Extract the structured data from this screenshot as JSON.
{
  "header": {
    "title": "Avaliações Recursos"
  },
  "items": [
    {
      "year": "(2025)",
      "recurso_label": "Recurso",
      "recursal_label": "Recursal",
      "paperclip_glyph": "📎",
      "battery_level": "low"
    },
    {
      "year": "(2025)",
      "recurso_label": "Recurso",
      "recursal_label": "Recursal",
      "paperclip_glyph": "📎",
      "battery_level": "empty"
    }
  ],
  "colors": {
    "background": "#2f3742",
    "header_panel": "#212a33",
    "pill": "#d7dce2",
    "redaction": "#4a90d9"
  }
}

---

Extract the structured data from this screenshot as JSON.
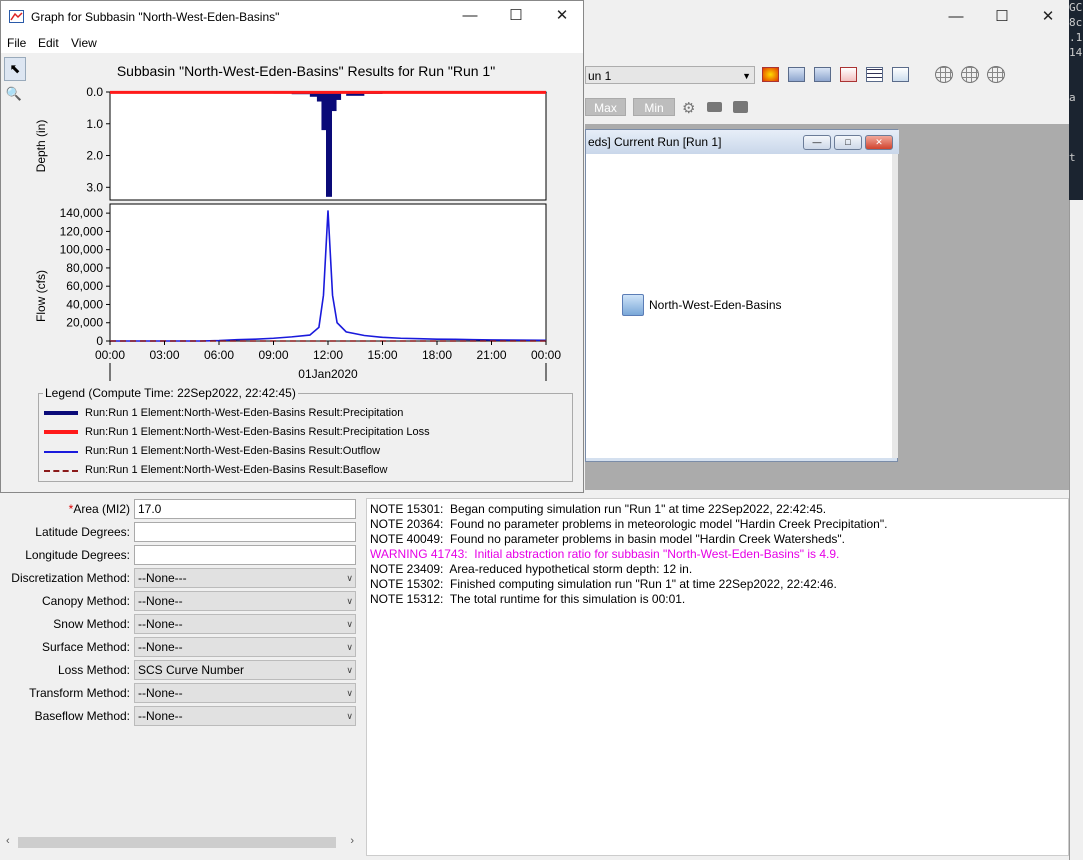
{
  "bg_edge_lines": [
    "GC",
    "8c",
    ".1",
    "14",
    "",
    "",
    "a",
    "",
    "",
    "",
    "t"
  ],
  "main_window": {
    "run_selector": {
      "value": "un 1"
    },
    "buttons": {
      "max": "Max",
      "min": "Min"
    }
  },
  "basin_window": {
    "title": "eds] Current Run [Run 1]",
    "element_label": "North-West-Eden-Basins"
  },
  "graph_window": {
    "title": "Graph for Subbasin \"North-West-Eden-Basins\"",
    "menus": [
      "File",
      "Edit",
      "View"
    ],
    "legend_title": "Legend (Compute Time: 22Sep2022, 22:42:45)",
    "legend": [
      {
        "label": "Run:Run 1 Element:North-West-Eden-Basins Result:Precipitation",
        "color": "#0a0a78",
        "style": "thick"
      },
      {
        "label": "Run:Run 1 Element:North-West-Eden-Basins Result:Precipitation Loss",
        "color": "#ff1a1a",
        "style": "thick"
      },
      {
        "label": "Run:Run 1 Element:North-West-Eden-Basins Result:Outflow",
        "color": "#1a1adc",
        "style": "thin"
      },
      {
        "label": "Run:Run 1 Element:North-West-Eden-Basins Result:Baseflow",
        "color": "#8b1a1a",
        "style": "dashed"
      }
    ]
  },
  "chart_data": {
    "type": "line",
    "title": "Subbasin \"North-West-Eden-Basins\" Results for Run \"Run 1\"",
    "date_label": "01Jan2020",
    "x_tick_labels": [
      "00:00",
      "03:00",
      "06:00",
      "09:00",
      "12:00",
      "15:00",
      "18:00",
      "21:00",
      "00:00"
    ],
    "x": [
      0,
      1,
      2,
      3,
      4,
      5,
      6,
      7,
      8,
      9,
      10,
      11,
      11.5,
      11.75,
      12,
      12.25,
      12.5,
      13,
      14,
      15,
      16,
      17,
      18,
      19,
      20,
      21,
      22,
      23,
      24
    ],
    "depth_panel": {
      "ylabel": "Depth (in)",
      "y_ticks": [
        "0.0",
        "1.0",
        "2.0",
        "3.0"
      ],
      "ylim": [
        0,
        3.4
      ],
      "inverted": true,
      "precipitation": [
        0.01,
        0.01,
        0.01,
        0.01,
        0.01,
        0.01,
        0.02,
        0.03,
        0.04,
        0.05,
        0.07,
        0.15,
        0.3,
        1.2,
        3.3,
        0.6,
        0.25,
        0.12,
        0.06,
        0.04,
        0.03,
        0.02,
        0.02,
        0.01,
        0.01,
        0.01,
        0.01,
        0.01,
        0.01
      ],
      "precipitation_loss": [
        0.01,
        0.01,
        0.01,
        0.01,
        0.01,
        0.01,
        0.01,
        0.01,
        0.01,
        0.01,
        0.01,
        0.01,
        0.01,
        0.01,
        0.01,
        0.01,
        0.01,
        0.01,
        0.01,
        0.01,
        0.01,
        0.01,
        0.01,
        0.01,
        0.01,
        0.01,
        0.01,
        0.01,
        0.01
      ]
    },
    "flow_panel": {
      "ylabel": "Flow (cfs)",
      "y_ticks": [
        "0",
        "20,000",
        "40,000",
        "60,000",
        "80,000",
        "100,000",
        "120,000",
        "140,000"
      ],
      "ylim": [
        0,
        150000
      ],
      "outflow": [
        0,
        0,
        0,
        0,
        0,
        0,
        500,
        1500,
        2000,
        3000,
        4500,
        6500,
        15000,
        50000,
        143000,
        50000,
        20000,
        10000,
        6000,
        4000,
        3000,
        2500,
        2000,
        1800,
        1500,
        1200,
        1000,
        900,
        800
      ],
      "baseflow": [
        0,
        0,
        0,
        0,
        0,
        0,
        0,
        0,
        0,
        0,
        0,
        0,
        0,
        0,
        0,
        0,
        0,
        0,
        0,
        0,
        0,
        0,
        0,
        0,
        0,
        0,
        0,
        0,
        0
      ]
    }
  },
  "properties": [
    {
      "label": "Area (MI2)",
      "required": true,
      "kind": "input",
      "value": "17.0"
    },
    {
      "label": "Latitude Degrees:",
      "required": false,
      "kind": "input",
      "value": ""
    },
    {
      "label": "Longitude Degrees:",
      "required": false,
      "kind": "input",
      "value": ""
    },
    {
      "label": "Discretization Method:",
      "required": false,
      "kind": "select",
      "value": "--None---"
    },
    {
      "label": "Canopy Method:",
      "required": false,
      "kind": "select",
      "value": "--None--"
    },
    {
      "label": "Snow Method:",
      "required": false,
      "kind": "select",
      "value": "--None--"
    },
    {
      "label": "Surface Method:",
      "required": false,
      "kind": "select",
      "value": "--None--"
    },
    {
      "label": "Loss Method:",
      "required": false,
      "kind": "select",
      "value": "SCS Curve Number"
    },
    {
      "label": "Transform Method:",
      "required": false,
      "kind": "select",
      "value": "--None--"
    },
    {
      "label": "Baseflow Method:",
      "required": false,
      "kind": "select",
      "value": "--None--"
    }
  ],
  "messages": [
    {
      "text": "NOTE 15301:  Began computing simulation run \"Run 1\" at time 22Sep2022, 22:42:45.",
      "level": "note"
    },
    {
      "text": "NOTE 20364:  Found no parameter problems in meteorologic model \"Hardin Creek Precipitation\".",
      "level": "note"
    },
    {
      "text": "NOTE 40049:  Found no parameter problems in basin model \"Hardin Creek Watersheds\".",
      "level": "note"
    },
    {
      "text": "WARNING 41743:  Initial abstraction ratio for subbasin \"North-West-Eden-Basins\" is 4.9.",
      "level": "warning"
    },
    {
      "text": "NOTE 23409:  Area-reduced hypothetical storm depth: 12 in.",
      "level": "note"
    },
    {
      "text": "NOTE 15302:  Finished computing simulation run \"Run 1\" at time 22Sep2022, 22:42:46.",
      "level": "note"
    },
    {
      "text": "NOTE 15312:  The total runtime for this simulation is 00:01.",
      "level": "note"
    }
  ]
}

...

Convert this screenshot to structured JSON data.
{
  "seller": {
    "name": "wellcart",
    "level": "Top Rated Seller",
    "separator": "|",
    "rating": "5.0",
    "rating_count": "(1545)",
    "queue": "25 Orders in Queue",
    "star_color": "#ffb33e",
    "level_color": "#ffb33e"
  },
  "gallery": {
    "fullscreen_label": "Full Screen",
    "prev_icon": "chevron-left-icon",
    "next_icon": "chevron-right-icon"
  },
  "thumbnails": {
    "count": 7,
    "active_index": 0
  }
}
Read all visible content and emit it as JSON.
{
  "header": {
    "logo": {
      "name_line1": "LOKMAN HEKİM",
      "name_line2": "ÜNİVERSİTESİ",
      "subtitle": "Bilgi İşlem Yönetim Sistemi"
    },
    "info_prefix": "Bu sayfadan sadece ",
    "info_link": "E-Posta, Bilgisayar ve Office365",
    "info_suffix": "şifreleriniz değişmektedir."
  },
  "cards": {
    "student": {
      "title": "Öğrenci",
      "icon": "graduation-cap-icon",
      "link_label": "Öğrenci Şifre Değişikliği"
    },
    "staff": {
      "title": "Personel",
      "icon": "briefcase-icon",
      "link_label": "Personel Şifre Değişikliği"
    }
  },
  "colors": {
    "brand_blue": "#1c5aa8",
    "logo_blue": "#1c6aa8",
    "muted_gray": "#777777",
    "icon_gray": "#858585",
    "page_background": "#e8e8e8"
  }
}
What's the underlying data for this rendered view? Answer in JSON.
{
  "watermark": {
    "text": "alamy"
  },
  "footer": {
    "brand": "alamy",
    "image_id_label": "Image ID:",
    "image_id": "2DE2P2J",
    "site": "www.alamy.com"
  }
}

Brief:
Count the lines in the records above that contain the word "JSON", and give only the number.

Exercise result:
5